_JOB:_
Write out the entire listing below exactly, with the pictures left out.

══ EXTRACTED ENTRIES ══

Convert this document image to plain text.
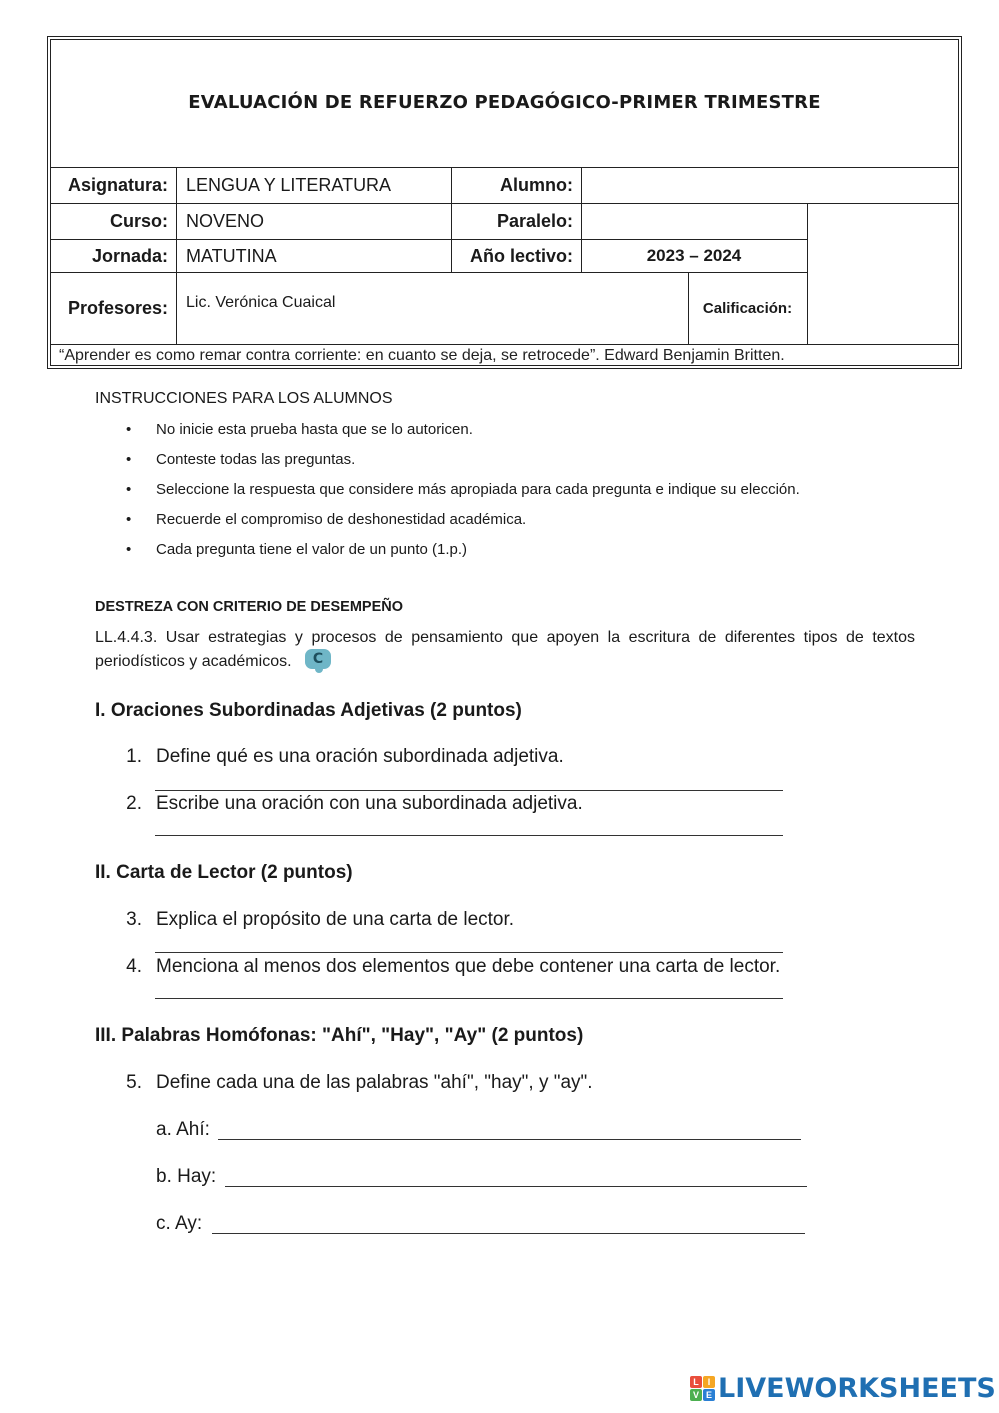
EVALUACIÓN DE REFUERZO PEDAGÓGICO-PRIMER TRIMESTRE
Asignatura: LENGUA Y LITERATURA	Alumno:
Curso: NOVENO	Paralelo:
Jornada: MATUTINA	Año lectivo:	2023 – 2024
Profesores: Lic. Verónica Cuaical	Calificación:
“Aprender es como remar contra corriente: en cuanto se deja, se retrocede”. Edward Benjamin Britten.
INSTRUCCIONES PARA LOS ALUMNOS
• No inicie esta prueba hasta que se lo autoricen.
• Conteste todas las preguntas.
• Seleccione la respuesta que considere más apropiada para cada pregunta e indique su elección.
• Recuerde el compromiso de deshonestidad académica.
• Cada pregunta tiene el valor de un punto (1.p.)
DESTREZA CON CRITERIO DE DESEMPEÑO
LL.4.4.3. Usar estrategias y procesos de pensamiento que apoyen la escritura de diferentes tipos de textos periodísticos y académicos.	C
I. Oraciones Subordinadas Adjetivas (2 puntos)
1. Define qué es una oración subordinada adjetiva.
2. Escribe una oración con una subordinada adjetiva.
II. Carta de Lector (2 puntos)
3. Explica el propósito de una carta de lector.
4. Menciona al menos dos elementos que debe contener una carta de lector.
III. Palabras Homófonas: "Ahí", "Hay", "Ay" (2 puntos)
5. Define cada una de las palabras "ahí", "hay", y "ay".
a. Ahí:
b. Hay:
c. Ay:
L I
V E LIVEWORKSHEETS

═══

_RESULT OF THE TASK:_
Convert this document image to plain text.
EVALUACIÓN DE REFUERZO PEDAGÓGICO-PRIMER TRIMESTRE
Asignatura: LENGUA Y LITERATURA	Alumno:
Curso: NOVENO	Paralelo:
Jornada: MATUTINA	Año lectivo:	2023 – 2024
Profesores: Lic. Verónica Cuaical	Calificación:
“Aprender es como remar contra corriente: en cuanto se deja, se retrocede”. Edward Benjamin Britten.
INSTRUCCIONES PARA LOS ALUMNOS
• No inicie esta prueba hasta que se lo autoricen.
• Conteste todas las preguntas.
• Seleccione la respuesta que considere más apropiada para cada pregunta e indique su elección.
• Recuerde el compromiso de deshonestidad académica.
• Cada pregunta tiene el valor de un punto (1.p.)
DESTREZA CON CRITERIO DE DESEMPEÑO
LL.4.4.3. Usar estrategias y procesos de pensamiento que apoyen la escritura de diferentes tipos de textos periodísticos y académicos.	C
I. Oraciones Subordinadas Adjetivas (2 puntos)
1. Define qué es una oración subordinada adjetiva.
2. Escribe una oración con una subordinada adjetiva.
II. Carta de Lector (2 puntos)
3. Explica el propósito de una carta de lector.
4. Menciona al menos dos elementos que debe contener una carta de lector.
III. Palabras Homófonas: "Ahí", "Hay", "Ay" (2 puntos)
5. Define cada una de las palabras "ahí", "hay", y "ay".
a. Ahí:
b. Hay:
c. Ay:
L I
V E LIVEWORKSHEETS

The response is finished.